▸ Goal
Entries follow. Set all of them down as they stand.

A block of data
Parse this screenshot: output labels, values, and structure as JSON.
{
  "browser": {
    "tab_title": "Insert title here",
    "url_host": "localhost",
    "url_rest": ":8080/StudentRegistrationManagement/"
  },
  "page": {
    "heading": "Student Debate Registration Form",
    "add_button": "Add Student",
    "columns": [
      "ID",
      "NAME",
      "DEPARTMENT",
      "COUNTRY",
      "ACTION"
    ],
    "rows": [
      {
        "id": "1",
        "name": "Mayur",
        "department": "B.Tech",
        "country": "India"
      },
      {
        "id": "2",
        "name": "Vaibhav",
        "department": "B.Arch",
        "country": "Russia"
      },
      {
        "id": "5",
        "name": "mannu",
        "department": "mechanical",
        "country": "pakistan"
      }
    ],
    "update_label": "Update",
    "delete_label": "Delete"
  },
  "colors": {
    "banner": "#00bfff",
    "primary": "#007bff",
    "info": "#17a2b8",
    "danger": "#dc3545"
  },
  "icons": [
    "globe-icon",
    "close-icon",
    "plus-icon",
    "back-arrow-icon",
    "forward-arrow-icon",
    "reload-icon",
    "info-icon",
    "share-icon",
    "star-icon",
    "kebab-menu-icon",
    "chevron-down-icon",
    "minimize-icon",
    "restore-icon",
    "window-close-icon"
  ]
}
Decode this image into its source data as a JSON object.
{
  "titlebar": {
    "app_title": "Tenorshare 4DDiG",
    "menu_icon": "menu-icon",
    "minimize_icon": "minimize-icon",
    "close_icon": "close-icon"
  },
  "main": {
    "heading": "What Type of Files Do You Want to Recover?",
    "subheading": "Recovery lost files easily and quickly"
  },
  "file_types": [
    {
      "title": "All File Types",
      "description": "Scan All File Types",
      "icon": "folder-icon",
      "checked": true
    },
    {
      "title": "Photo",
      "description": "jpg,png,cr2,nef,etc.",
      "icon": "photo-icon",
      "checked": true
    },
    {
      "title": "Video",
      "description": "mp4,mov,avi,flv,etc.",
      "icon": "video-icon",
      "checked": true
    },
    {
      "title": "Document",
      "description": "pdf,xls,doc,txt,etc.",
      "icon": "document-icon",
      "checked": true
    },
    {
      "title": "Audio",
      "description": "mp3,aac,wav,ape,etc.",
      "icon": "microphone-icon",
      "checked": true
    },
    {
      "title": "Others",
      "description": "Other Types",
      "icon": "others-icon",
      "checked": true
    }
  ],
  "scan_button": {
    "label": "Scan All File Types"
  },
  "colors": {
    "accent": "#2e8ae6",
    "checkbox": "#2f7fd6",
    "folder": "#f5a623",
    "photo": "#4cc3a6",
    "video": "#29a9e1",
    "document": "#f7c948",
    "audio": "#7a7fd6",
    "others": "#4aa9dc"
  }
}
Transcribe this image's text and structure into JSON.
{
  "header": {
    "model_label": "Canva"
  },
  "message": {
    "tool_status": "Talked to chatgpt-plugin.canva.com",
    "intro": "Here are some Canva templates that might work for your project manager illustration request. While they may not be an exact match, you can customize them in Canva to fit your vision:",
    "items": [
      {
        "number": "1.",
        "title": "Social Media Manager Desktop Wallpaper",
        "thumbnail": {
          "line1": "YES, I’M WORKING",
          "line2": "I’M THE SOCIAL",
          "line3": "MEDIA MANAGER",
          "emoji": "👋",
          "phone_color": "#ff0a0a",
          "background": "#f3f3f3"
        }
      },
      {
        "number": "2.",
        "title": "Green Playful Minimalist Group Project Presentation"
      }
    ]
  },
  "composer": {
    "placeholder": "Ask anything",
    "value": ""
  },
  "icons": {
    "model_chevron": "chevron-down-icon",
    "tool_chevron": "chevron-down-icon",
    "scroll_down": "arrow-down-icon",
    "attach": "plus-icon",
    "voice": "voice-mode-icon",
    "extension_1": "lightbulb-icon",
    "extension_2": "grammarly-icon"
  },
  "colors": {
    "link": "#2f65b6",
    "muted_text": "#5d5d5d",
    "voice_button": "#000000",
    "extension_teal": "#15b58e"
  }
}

▸ Solution to this task
Parse this screenshot: output labels, values, and structure as JSON.
{
  "browser": {
    "tab_title": "Insert title here",
    "url_host": "localhost",
    "url_rest": ":8080/StudentRegistrationManagement/"
  },
  "page": {
    "heading": "Student Debate Registration Form",
    "add_button": "Add Student",
    "columns": [
      "ID",
      "NAME",
      "DEPARTMENT",
      "COUNTRY",
      "ACTION"
    ],
    "rows": [
      {
        "id": "1",
        "name": "Mayur",
        "department": "B.Tech",
        "country": "India"
      },
      {
        "id": "2",
        "name": "Vaibhav",
        "department": "B.Arch",
        "country": "Russia"
      },
      {
        "id": "5",
        "name": "mannu",
        "department": "mechanical",
        "country": "pakistan"
      }
    ],
    "update_label": "Update",
    "delete_label": "Delete"
  },
  "colors": {
    "banner": "#00bfff",
    "primary": "#007bff",
    "info": "#17a2b8",
    "danger": "#dc3545"
  },
  "icons": [
    "globe-icon",
    "close-icon",
    "plus-icon",
    "back-arrow-icon",
    "forward-arrow-icon",
    "reload-icon",
    "info-icon",
    "share-icon",
    "star-icon",
    "kebab-menu-icon",
    "chevron-down-icon",
    "minimize-icon",
    "restore-icon",
    "window-close-icon"
  ]
}
Decode this image into its source data as a JSON object.
{
  "titlebar": {
    "app_title": "Tenorshare 4DDiG",
    "menu_icon": "menu-icon",
    "minimize_icon": "minimize-icon",
    "close_icon": "close-icon"
  },
  "main": {
    "heading": "What Type of Files Do You Want to Recover?",
    "subheading": "Recovery lost files easily and quickly"
  },
  "file_types": [
    {
      "title": "All File Types",
      "description": "Scan All File Types",
      "icon": "folder-icon",
      "checked": true
    },
    {
      "title": "Photo",
      "description": "jpg,png,cr2,nef,etc.",
      "icon": "photo-icon",
      "checked": true
    },
    {
      "title": "Video",
      "description": "mp4,mov,avi,flv,etc.",
      "icon": "video-icon",
      "checked": true
    },
    {
      "title": "Document",
      "description": "pdf,xls,doc,txt,etc.",
      "icon": "document-icon",
      "checked": true
    },
    {
      "title": "Audio",
      "description": "mp3,aac,wav,ape,etc.",
      "icon": "microphone-icon",
      "checked": true
    },
    {
      "title": "Others",
      "description": "Other Types",
      "icon": "others-icon",
      "checked": true
    }
  ],
  "scan_button": {
    "label": "Scan All File Types"
  },
  "colors": {
    "accent": "#2e8ae6",
    "checkbox": "#2f7fd6",
    "folder": "#f5a623",
    "photo": "#4cc3a6",
    "video": "#29a9e1",
    "document": "#f7c948",
    "audio": "#7a7fd6",
    "others": "#4aa9dc"
  }
}
Transcribe this image's text and structure into JSON.
{
  "header": {
    "model_label": "Canva"
  },
  "message": {
    "tool_status": "Talked to chatgpt-plugin.canva.com",
    "intro": "Here are some Canva templates that might work for your project manager illustration request. While they may not be an exact match, you can customize them in Canva to fit your vision:",
    "items": [
      {
        "number": "1.",
        "title": "Social Media Manager Desktop Wallpaper",
        "thumbnail": {
          "line1": "YES, I’M WORKING",
          "line2": "I’M THE SOCIAL",
          "line3": "MEDIA MANAGER",
          "emoji": "👋",
          "phone_color": "#ff0a0a",
          "background": "#f3f3f3"
        }
      },
      {
        "number": "2.",
        "title": "Green Playful Minimalist Group Project Presentation"
      }
    ]
  },
  "composer": {
    "placeholder": "Ask anything",
    "value": ""
  },
  "icons": {
    "model_chevron": "chevron-down-icon",
    "tool_chevron": "chevron-down-icon",
    "scroll_down": "arrow-down-icon",
    "attach": "plus-icon",
    "voice": "voice-mode-icon",
    "extension_1": "lightbulb-icon",
    "extension_2": "grammarly-icon"
  },
  "colors": {
    "link": "#2f65b6",
    "muted_text": "#5d5d5d",
    "voice_button": "#000000",
    "extension_teal": "#15b58e"
  }
}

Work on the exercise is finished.